>> Begin

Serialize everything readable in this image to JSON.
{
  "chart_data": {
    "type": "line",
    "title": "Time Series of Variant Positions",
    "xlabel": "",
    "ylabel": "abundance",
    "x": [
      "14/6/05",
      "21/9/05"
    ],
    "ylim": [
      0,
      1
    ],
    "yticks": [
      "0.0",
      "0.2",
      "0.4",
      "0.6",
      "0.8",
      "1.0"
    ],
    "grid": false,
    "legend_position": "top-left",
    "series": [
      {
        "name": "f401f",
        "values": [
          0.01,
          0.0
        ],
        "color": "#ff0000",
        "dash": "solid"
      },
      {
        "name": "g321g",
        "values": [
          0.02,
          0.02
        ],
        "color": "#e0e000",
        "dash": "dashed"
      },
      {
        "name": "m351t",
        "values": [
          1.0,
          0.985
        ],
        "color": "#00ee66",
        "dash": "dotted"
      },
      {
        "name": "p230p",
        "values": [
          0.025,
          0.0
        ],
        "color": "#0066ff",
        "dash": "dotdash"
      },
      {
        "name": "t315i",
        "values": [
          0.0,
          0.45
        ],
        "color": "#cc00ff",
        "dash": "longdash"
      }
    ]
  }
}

>> End

CHALLENGE → Working from the listing above, pick out every line that has "color" and copy it.

OUTPUT FOR THIS TASK →
        "color": "#ff0000",
        "color": "#e0e000",
        "color": "#00ee66",
        "color": "#0066ff",
        "color": "#cc00ff",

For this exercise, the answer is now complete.